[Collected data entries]

══════════════════════════════

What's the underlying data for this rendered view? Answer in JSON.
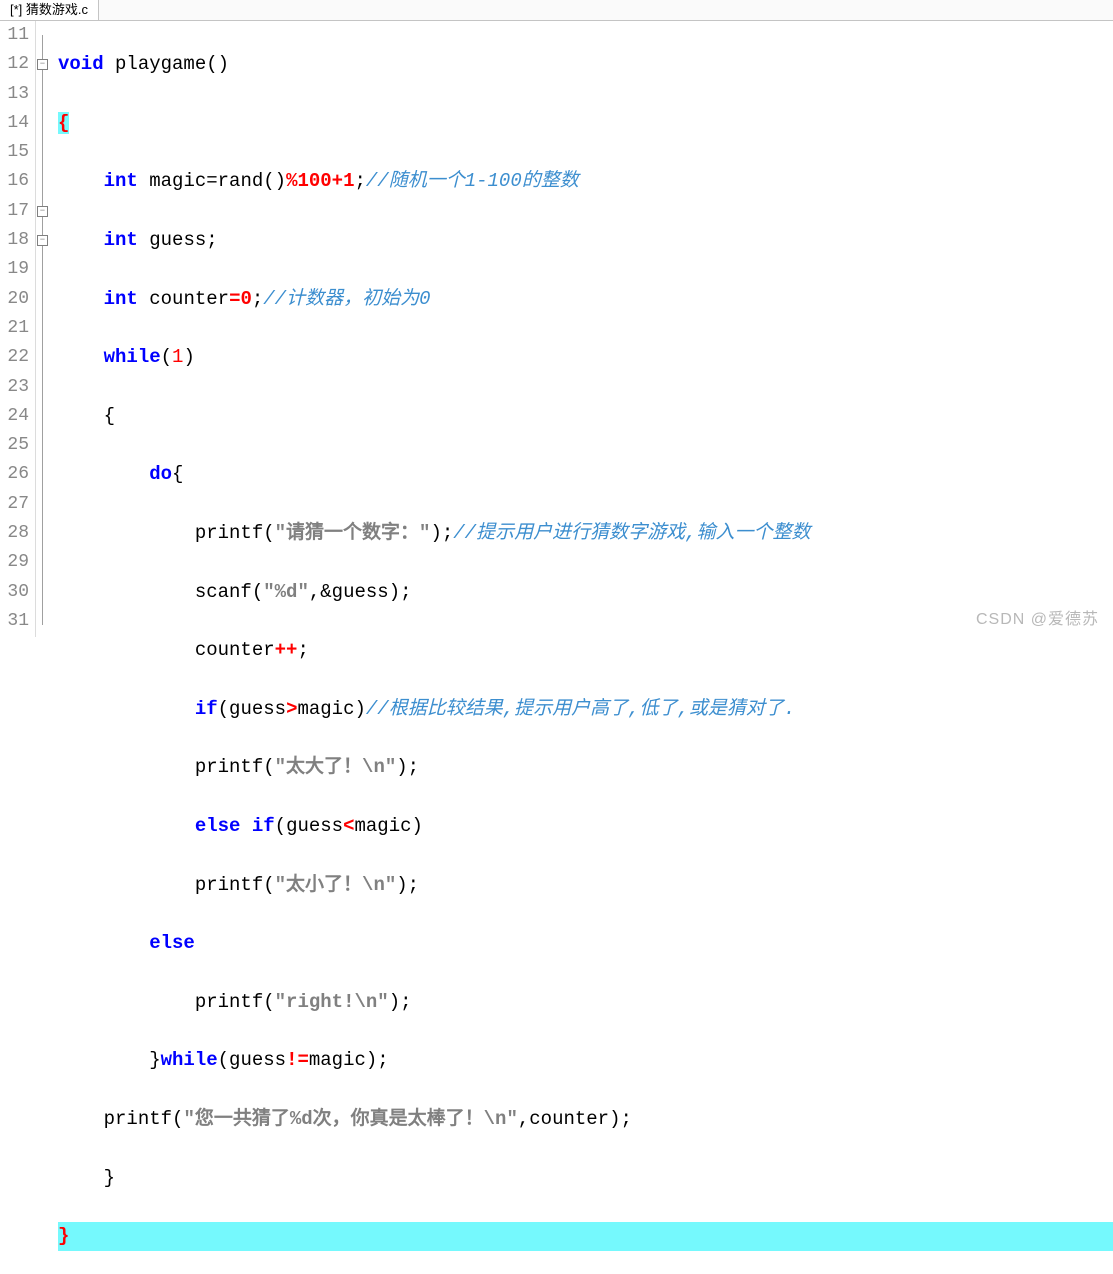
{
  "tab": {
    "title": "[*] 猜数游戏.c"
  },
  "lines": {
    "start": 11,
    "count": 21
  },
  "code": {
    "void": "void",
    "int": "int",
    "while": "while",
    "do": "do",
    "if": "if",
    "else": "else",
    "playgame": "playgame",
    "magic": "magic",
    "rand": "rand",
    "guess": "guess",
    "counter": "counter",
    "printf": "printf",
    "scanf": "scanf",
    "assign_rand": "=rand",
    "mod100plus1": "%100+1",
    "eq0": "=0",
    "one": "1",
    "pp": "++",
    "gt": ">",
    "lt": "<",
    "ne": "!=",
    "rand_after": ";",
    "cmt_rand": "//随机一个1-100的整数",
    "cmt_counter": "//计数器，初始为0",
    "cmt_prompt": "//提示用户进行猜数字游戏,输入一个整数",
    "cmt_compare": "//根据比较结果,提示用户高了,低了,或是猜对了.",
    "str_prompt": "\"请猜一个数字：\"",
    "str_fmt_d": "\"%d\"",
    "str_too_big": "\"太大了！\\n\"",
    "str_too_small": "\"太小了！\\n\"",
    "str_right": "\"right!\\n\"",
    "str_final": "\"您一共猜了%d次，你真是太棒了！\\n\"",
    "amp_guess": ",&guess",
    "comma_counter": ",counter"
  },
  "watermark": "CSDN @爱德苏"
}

══════════════════════════════

PROBLEM REQUIREMENTS:
Repeat each entry exactly as given; no pictures belong in the copy.

ANSWER FOR THIS EXERCISE:
What's the underlying data for this rendered view? Answer in JSON.
{
  "tab": {
    "title": "[*] 猜数游戏.c"
  },
  "lines": {
    "start": 11,
    "count": 21
  },
  "code": {
    "void": "void",
    "int": "int",
    "while": "while",
    "do": "do",
    "if": "if",
    "else": "else",
    "playgame": "playgame",
    "magic": "magic",
    "rand": "rand",
    "guess": "guess",
    "counter": "counter",
    "printf": "printf",
    "scanf": "scanf",
    "assign_rand": "=rand",
    "mod100plus1": "%100+1",
    "eq0": "=0",
    "one": "1",
    "pp": "++",
    "gt": ">",
    "lt": "<",
    "ne": "!=",
    "rand_after": ";",
    "cmt_rand": "//随机一个1-100的整数",
    "cmt_counter": "//计数器，初始为0",
    "cmt_prompt": "//提示用户进行猜数字游戏,输入一个整数",
    "cmt_compare": "//根据比较结果,提示用户高了,低了,或是猜对了.",
    "str_prompt": "\"请猜一个数字：\"",
    "str_fmt_d": "\"%d\"",
    "str_too_big": "\"太大了！\\n\"",
    "str_too_small": "\"太小了！\\n\"",
    "str_right": "\"right!\\n\"",
    "str_final": "\"您一共猜了%d次，你真是太棒了！\\n\"",
    "amp_guess": ",&guess",
    "comma_counter": ",counter"
  },
  "watermark": "CSDN @爱德苏"
}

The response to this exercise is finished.